- **WHAT TO PRODUCE**
Reproduce the entries below in full, word for word.

========================

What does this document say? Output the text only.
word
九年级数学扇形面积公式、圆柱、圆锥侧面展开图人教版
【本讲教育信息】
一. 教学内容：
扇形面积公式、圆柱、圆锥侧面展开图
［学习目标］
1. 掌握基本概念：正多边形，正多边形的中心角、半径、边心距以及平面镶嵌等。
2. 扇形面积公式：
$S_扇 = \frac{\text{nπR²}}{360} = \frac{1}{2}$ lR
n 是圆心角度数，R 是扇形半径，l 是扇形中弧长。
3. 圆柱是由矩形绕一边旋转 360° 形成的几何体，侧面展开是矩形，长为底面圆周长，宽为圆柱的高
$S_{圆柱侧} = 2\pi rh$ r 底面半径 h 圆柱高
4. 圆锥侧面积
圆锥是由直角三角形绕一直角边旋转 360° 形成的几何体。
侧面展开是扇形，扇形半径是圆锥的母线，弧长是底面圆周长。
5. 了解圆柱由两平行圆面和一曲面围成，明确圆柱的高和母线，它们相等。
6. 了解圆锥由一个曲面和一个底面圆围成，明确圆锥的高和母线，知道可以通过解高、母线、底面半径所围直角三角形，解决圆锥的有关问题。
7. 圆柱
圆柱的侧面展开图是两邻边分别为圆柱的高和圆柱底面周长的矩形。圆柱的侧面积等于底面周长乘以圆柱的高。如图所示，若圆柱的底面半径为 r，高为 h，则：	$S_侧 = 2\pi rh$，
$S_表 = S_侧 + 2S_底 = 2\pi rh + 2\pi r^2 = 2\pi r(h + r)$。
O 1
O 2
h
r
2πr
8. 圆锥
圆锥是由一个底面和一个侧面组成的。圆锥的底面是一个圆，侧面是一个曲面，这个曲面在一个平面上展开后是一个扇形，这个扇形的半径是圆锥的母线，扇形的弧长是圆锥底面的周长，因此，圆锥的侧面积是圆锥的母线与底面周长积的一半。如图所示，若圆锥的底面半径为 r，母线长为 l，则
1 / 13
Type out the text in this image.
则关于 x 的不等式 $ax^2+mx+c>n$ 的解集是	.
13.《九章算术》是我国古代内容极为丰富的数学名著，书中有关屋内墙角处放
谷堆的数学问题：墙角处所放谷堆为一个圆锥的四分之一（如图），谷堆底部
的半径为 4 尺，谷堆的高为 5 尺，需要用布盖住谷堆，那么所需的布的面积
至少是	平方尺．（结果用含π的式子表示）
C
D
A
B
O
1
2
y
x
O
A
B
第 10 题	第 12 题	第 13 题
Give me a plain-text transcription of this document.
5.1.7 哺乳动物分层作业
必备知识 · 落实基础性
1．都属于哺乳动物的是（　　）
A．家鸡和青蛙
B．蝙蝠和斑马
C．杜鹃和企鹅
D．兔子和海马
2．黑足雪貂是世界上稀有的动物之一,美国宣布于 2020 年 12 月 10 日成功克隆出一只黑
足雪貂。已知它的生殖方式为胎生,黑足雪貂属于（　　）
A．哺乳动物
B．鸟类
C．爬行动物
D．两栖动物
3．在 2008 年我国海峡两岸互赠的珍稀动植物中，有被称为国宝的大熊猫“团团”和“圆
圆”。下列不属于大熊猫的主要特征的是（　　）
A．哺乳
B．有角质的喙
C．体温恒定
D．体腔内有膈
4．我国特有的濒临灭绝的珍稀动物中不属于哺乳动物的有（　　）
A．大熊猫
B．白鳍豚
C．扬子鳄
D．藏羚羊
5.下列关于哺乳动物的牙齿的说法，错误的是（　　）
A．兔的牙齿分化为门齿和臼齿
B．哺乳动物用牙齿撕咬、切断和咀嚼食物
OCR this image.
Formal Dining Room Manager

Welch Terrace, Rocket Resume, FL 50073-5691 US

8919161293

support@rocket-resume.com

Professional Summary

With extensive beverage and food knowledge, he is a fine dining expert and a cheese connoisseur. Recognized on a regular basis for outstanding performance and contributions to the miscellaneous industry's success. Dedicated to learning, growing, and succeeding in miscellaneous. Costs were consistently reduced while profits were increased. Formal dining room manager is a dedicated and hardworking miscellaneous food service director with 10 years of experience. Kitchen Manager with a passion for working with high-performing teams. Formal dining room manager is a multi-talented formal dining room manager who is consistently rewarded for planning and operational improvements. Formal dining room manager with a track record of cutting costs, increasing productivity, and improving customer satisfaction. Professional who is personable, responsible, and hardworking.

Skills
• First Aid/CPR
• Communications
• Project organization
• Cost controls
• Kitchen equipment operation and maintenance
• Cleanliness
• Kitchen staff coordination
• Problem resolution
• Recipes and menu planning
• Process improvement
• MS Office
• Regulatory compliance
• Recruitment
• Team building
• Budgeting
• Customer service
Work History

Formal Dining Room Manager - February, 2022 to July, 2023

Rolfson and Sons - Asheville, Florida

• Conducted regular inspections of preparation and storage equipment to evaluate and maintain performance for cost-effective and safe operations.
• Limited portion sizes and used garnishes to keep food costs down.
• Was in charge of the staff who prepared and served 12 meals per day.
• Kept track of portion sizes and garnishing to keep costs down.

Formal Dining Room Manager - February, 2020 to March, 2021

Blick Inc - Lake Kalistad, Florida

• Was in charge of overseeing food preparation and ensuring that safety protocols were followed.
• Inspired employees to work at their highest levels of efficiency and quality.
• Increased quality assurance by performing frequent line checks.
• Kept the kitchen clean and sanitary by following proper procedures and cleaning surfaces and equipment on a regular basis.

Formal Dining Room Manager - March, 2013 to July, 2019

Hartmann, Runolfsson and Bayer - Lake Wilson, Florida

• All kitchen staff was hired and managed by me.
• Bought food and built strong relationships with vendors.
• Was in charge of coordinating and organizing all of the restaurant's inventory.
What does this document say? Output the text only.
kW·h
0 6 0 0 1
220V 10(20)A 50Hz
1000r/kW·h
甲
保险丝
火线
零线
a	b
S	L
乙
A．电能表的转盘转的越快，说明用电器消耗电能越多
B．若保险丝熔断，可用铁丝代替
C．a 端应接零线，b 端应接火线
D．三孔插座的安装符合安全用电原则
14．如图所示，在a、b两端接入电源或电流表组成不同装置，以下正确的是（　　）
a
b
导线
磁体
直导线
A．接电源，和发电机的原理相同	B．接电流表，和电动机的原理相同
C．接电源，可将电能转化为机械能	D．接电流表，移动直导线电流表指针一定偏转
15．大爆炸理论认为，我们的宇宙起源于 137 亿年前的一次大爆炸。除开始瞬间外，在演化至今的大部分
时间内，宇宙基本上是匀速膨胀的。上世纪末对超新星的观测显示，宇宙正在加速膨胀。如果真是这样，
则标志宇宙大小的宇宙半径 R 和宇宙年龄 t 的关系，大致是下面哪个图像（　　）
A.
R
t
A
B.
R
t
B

========================

- **RESPONSE TO THE TASK**
What does this document say? Output the text only.
word
九年级数学扇形面积公式、圆柱、圆锥侧面展开图人教版
【本讲教育信息】
一. 教学内容：
扇形面积公式、圆柱、圆锥侧面展开图
［学习目标］
1. 掌握基本概念：正多边形，正多边形的中心角、半径、边心距以及平面镶嵌等。
2. 扇形面积公式：
$S_扇 = \frac{\text{nπR²}}{360} = \frac{1}{2}$ lR
n 是圆心角度数，R 是扇形半径，l 是扇形中弧长。
3. 圆柱是由矩形绕一边旋转 360° 形成的几何体，侧面展开是矩形，长为底面圆周长，宽为圆柱的高
$S_{圆柱侧} = 2\pi rh$ r 底面半径 h 圆柱高
4. 圆锥侧面积
圆锥是由直角三角形绕一直角边旋转 360° 形成的几何体。
侧面展开是扇形，扇形半径是圆锥的母线，弧长是底面圆周长。
5. 了解圆柱由两平行圆面和一曲面围成，明确圆柱的高和母线，它们相等。
6. 了解圆锥由一个曲面和一个底面圆围成，明确圆锥的高和母线，知道可以通过解高、母线、底面半径所围直角三角形，解决圆锥的有关问题。
7. 圆柱
圆柱的侧面展开图是两邻边分别为圆柱的高和圆柱底面周长的矩形。圆柱的侧面积等于底面周长乘以圆柱的高。如图所示，若圆柱的底面半径为 r，高为 h，则：	$S_侧 = 2\pi rh$，
$S_表 = S_侧 + 2S_底 = 2\pi rh + 2\pi r^2 = 2\pi r(h + r)$。
O 1
O 2
h
r
2πr
8. 圆锥
圆锥是由一个底面和一个侧面组成的。圆锥的底面是一个圆，侧面是一个曲面，这个曲面在一个平面上展开后是一个扇形，这个扇形的半径是圆锥的母线，扇形的弧长是圆锥底面的周长，因此，圆锥的侧面积是圆锥的母线与底面周长积的一半。如图所示，若圆锥的底面半径为 r，母线长为 l，则
1 / 13
Type out the text in this image.
则关于 x 的不等式 $ax^2+mx+c>n$ 的解集是	.
13.《九章算术》是我国古代内容极为丰富的数学名著，书中有关屋内墙角处放
谷堆的数学问题：墙角处所放谷堆为一个圆锥的四分之一（如图），谷堆底部
的半径为 4 尺，谷堆的高为 5 尺，需要用布盖住谷堆，那么所需的布的面积
至少是	平方尺．（结果用含π的式子表示）
C
D
A
B
O
1
2
y
x
O
A
B
第 10 题	第 12 题	第 13 题
Give me a plain-text transcription of this document.
5.1.7 哺乳动物分层作业
必备知识 · 落实基础性
1．都属于哺乳动物的是（　　）
A．家鸡和青蛙
B．蝙蝠和斑马
C．杜鹃和企鹅
D．兔子和海马
2．黑足雪貂是世界上稀有的动物之一,美国宣布于 2020 年 12 月 10 日成功克隆出一只黑
足雪貂。已知它的生殖方式为胎生,黑足雪貂属于（　　）
A．哺乳动物
B．鸟类
C．爬行动物
D．两栖动物
3．在 2008 年我国海峡两岸互赠的珍稀动植物中，有被称为国宝的大熊猫“团团”和“圆
圆”。下列不属于大熊猫的主要特征的是（　　）
A．哺乳
B．有角质的喙
C．体温恒定
D．体腔内有膈
4．我国特有的濒临灭绝的珍稀动物中不属于哺乳动物的有（　　）
A．大熊猫
B．白鳍豚
C．扬子鳄
D．藏羚羊
5.下列关于哺乳动物的牙齿的说法，错误的是（　　）
A．兔的牙齿分化为门齿和臼齿
B．哺乳动物用牙齿撕咬、切断和咀嚼食物
OCR this image.
Formal Dining Room Manager

Welch Terrace, Rocket Resume, FL 50073-5691 US

8919161293

support@rocket-resume.com

Professional Summary

With extensive beverage and food knowledge, he is a fine dining expert and a cheese connoisseur. Recognized on a regular basis for outstanding performance and contributions to the miscellaneous industry's success. Dedicated to learning, growing, and succeeding in miscellaneous. Costs were consistently reduced while profits were increased. Formal dining room manager is a dedicated and hardworking miscellaneous food service director with 10 years of experience. Kitchen Manager with a passion for working with high-performing teams. Formal dining room manager is a multi-talented formal dining room manager who is consistently rewarded for planning and operational improvements. Formal dining room manager with a track record of cutting costs, increasing productivity, and improving customer satisfaction. Professional who is personable, responsible, and hardworking.

Skills
• First Aid/CPR
• Communications
• Project organization
• Cost controls
• Kitchen equipment operation and maintenance
• Cleanliness
• Kitchen staff coordination
• Problem resolution
• Recipes and menu planning
• Process improvement
• MS Office
• Regulatory compliance
• Recruitment
• Team building
• Budgeting
• Customer service
Work History

Formal Dining Room Manager - February, 2022 to July, 2023

Rolfson and Sons - Asheville, Florida

• Conducted regular inspections of preparation and storage equipment to evaluate and maintain performance for cost-effective and safe operations.
• Limited portion sizes and used garnishes to keep food costs down.
• Was in charge of the staff who prepared and served 12 meals per day.
• Kept track of portion sizes and garnishing to keep costs down.

Formal Dining Room Manager - February, 2020 to March, 2021

Blick Inc - Lake Kalistad, Florida

• Was in charge of overseeing food preparation and ensuring that safety protocols were followed.
• Inspired employees to work at their highest levels of efficiency and quality.
• Increased quality assurance by performing frequent line checks.
• Kept the kitchen clean and sanitary by following proper procedures and cleaning surfaces and equipment on a regular basis.

Formal Dining Room Manager - March, 2013 to July, 2019

Hartmann, Runolfsson and Bayer - Lake Wilson, Florida

• All kitchen staff was hired and managed by me.
• Bought food and built strong relationships with vendors.
• Was in charge of coordinating and organizing all of the restaurant's inventory.
What does this document say? Output the text only.
kW·h
0 6 0 0 1
220V 10(20)A 50Hz
1000r/kW·h
甲
保险丝
火线
零线
a	b
S	L
乙
A．电能表的转盘转的越快，说明用电器消耗电能越多
B．若保险丝熔断，可用铁丝代替
C．a 端应接零线，b 端应接火线
D．三孔插座的安装符合安全用电原则
14．如图所示，在a、b两端接入电源或电流表组成不同装置，以下正确的是（　　）
a
b
导线
磁体
直导线
A．接电源，和发电机的原理相同	B．接电流表，和电动机的原理相同
C．接电源，可将电能转化为机械能	D．接电流表，移动直导线电流表指针一定偏转
15．大爆炸理论认为，我们的宇宙起源于 137 亿年前的一次大爆炸。除开始瞬间外，在演化至今的大部分
时间内，宇宙基本上是匀速膨胀的。上世纪末对超新星的观测显示，宇宙正在加速膨胀。如果真是这样，
则标志宇宙大小的宇宙半径 R 和宇宙年龄 t 的关系，大致是下面哪个图像（　　）
A.
R
t
A
B.
R
t
B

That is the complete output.